EXERCISE OBJECTIVE
Provide an exact reproduction of every entry.

[start DATA RECORDS]

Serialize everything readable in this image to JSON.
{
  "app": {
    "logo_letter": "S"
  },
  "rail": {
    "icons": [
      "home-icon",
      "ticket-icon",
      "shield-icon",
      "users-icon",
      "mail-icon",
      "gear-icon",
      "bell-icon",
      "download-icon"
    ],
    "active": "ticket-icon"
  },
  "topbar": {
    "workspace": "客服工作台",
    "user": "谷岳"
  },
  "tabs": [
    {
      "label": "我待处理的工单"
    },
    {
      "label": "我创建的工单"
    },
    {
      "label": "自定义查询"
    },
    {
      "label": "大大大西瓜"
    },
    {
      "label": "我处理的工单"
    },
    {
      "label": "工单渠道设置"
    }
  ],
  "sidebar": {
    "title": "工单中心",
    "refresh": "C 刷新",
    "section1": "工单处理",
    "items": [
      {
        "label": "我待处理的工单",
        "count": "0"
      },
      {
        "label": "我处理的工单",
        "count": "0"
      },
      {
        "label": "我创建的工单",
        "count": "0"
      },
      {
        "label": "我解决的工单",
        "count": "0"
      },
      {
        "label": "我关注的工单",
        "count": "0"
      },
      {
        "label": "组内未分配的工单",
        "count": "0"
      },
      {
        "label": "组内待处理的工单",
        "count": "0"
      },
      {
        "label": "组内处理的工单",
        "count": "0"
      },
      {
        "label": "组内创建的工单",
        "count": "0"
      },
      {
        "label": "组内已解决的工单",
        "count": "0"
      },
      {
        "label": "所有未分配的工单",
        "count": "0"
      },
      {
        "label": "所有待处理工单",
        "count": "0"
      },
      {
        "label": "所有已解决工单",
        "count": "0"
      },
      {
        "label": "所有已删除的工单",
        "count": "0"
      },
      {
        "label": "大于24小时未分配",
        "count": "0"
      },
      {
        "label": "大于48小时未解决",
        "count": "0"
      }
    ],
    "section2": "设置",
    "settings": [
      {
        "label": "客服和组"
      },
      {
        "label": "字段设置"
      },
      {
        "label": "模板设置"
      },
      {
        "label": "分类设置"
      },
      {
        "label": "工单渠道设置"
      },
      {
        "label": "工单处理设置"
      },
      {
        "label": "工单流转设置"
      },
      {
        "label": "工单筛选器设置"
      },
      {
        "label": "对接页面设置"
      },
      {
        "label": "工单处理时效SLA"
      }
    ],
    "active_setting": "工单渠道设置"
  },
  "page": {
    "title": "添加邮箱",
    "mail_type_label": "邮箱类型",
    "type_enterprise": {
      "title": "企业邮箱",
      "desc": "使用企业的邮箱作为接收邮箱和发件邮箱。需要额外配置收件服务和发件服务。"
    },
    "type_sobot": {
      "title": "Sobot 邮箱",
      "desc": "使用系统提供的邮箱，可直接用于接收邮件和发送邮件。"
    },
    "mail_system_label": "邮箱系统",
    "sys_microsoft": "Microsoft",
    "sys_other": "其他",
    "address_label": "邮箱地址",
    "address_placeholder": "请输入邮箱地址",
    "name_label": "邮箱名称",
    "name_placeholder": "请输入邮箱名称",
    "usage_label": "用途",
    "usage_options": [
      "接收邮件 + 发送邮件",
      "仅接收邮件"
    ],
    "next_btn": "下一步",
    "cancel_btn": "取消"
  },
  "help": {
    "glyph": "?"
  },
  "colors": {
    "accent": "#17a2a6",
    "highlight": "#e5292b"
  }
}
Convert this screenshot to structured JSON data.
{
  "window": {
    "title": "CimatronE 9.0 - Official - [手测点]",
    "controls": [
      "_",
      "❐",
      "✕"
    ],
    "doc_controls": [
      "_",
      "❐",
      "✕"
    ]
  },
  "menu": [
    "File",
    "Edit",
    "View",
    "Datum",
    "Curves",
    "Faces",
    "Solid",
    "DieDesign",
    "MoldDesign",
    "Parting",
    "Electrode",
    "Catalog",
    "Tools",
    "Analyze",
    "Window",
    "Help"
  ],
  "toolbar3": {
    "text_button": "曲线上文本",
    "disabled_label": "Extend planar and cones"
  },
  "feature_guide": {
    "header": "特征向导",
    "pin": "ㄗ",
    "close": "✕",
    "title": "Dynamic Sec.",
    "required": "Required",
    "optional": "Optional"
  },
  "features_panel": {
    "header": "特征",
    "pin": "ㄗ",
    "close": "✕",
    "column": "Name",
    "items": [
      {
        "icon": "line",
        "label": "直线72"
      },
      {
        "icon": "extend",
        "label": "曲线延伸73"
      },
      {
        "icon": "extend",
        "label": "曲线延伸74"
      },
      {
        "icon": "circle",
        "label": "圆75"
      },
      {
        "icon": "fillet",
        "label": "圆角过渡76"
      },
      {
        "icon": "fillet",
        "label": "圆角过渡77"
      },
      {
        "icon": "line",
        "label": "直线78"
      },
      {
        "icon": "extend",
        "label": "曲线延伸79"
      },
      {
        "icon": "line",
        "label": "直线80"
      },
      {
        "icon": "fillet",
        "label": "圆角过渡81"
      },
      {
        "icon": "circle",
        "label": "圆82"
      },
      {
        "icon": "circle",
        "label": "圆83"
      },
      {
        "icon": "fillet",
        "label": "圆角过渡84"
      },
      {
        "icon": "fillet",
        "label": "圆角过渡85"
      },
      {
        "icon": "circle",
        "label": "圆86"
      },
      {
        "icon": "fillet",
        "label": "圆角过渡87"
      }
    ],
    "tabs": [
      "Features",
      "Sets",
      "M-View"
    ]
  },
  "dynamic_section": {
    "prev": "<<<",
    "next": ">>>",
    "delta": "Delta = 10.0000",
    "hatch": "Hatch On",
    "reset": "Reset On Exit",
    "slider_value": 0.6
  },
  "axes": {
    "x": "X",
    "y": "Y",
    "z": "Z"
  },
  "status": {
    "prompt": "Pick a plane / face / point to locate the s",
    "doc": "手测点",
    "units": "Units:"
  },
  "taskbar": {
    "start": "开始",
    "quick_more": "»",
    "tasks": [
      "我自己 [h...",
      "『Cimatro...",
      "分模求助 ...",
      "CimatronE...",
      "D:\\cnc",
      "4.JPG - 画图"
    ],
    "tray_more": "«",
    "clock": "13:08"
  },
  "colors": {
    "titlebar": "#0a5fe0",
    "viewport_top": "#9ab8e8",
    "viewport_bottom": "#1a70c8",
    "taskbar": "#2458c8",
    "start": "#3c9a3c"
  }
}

[end DATA RECORDS]

ANSWER TO THE PROBLEM
Serialize everything readable in this image to JSON.
{
  "app": {
    "logo_letter": "S"
  },
  "rail": {
    "icons": [
      "home-icon",
      "ticket-icon",
      "shield-icon",
      "users-icon",
      "mail-icon",
      "gear-icon",
      "bell-icon",
      "download-icon"
    ],
    "active": "ticket-icon"
  },
  "topbar": {
    "workspace": "客服工作台",
    "user": "谷岳"
  },
  "tabs": [
    {
      "label": "我待处理的工单"
    },
    {
      "label": "我创建的工单"
    },
    {
      "label": "自定义查询"
    },
    {
      "label": "大大大西瓜"
    },
    {
      "label": "我处理的工单"
    },
    {
      "label": "工单渠道设置"
    }
  ],
  "sidebar": {
    "title": "工单中心",
    "refresh": "C 刷新",
    "section1": "工单处理",
    "items": [
      {
        "label": "我待处理的工单",
        "count": "0"
      },
      {
        "label": "我处理的工单",
        "count": "0"
      },
      {
        "label": "我创建的工单",
        "count": "0"
      },
      {
        "label": "我解决的工单",
        "count": "0"
      },
      {
        "label": "我关注的工单",
        "count": "0"
      },
      {
        "label": "组内未分配的工单",
        "count": "0"
      },
      {
        "label": "组内待处理的工单",
        "count": "0"
      },
      {
        "label": "组内处理的工单",
        "count": "0"
      },
      {
        "label": "组内创建的工单",
        "count": "0"
      },
      {
        "label": "组内已解决的工单",
        "count": "0"
      },
      {
        "label": "所有未分配的工单",
        "count": "0"
      },
      {
        "label": "所有待处理工单",
        "count": "0"
      },
      {
        "label": "所有已解决工单",
        "count": "0"
      },
      {
        "label": "所有已删除的工单",
        "count": "0"
      },
      {
        "label": "大于24小时未分配",
        "count": "0"
      },
      {
        "label": "大于48小时未解决",
        "count": "0"
      }
    ],
    "section2": "设置",
    "settings": [
      {
        "label": "客服和组"
      },
      {
        "label": "字段设置"
      },
      {
        "label": "模板设置"
      },
      {
        "label": "分类设置"
      },
      {
        "label": "工单渠道设置"
      },
      {
        "label": "工单处理设置"
      },
      {
        "label": "工单流转设置"
      },
      {
        "label": "工单筛选器设置"
      },
      {
        "label": "对接页面设置"
      },
      {
        "label": "工单处理时效SLA"
      }
    ],
    "active_setting": "工单渠道设置"
  },
  "page": {
    "title": "添加邮箱",
    "mail_type_label": "邮箱类型",
    "type_enterprise": {
      "title": "企业邮箱",
      "desc": "使用企业的邮箱作为接收邮箱和发件邮箱。需要额外配置收件服务和发件服务。"
    },
    "type_sobot": {
      "title": "Sobot 邮箱",
      "desc": "使用系统提供的邮箱，可直接用于接收邮件和发送邮件。"
    },
    "mail_system_label": "邮箱系统",
    "sys_microsoft": "Microsoft",
    "sys_other": "其他",
    "address_label": "邮箱地址",
    "address_placeholder": "请输入邮箱地址",
    "name_label": "邮箱名称",
    "name_placeholder": "请输入邮箱名称",
    "usage_label": "用途",
    "usage_options": [
      "接收邮件 + 发送邮件",
      "仅接收邮件"
    ],
    "next_btn": "下一步",
    "cancel_btn": "取消"
  },
  "help": {
    "glyph": "?"
  },
  "colors": {
    "accent": "#17a2a6",
    "highlight": "#e5292b"
  }
}
Convert this screenshot to structured JSON data.
{
  "window": {
    "title": "CimatronE 9.0 - Official - [手测点]",
    "controls": [
      "_",
      "❐",
      "✕"
    ],
    "doc_controls": [
      "_",
      "❐",
      "✕"
    ]
  },
  "menu": [
    "File",
    "Edit",
    "View",
    "Datum",
    "Curves",
    "Faces",
    "Solid",
    "DieDesign",
    "MoldDesign",
    "Parting",
    "Electrode",
    "Catalog",
    "Tools",
    "Analyze",
    "Window",
    "Help"
  ],
  "toolbar3": {
    "text_button": "曲线上文本",
    "disabled_label": "Extend planar and cones"
  },
  "feature_guide": {
    "header": "特征向导",
    "pin": "ㄗ",
    "close": "✕",
    "title": "Dynamic Sec.",
    "required": "Required",
    "optional": "Optional"
  },
  "features_panel": {
    "header": "特征",
    "pin": "ㄗ",
    "close": "✕",
    "column": "Name",
    "items": [
      {
        "icon": "line",
        "label": "直线72"
      },
      {
        "icon": "extend",
        "label": "曲线延伸73"
      },
      {
        "icon": "extend",
        "label": "曲线延伸74"
      },
      {
        "icon": "circle",
        "label": "圆75"
      },
      {
        "icon": "fillet",
        "label": "圆角过渡76"
      },
      {
        "icon": "fillet",
        "label": "圆角过渡77"
      },
      {
        "icon": "line",
        "label": "直线78"
      },
      {
        "icon": "extend",
        "label": "曲线延伸79"
      },
      {
        "icon": "line",
        "label": "直线80"
      },
      {
        "icon": "fillet",
        "label": "圆角过渡81"
      },
      {
        "icon": "circle",
        "label": "圆82"
      },
      {
        "icon": "circle",
        "label": "圆83"
      },
      {
        "icon": "fillet",
        "label": "圆角过渡84"
      },
      {
        "icon": "fillet",
        "label": "圆角过渡85"
      },
      {
        "icon": "circle",
        "label": "圆86"
      },
      {
        "icon": "fillet",
        "label": "圆角过渡87"
      }
    ],
    "tabs": [
      "Features",
      "Sets",
      "M-View"
    ]
  },
  "dynamic_section": {
    "prev": "<<<",
    "next": ">>>",
    "delta": "Delta = 10.0000",
    "hatch": "Hatch On",
    "reset": "Reset On Exit",
    "slider_value": 0.6
  },
  "axes": {
    "x": "X",
    "y": "Y",
    "z": "Z"
  },
  "status": {
    "prompt": "Pick a plane / face / point to locate the s",
    "doc": "手测点",
    "units": "Units:"
  },
  "taskbar": {
    "start": "开始",
    "quick_more": "»",
    "tasks": [
      "我自己 [h...",
      "『Cimatro...",
      "分模求助 ...",
      "CimatronE...",
      "D:\\cnc",
      "4.JPG - 画图"
    ],
    "tray_more": "«",
    "clock": "13:08"
  },
  "colors": {
    "titlebar": "#0a5fe0",
    "viewport_top": "#9ab8e8",
    "viewport_bottom": "#1a70c8",
    "taskbar": "#2458c8",
    "start": "#3c9a3c"
  }
}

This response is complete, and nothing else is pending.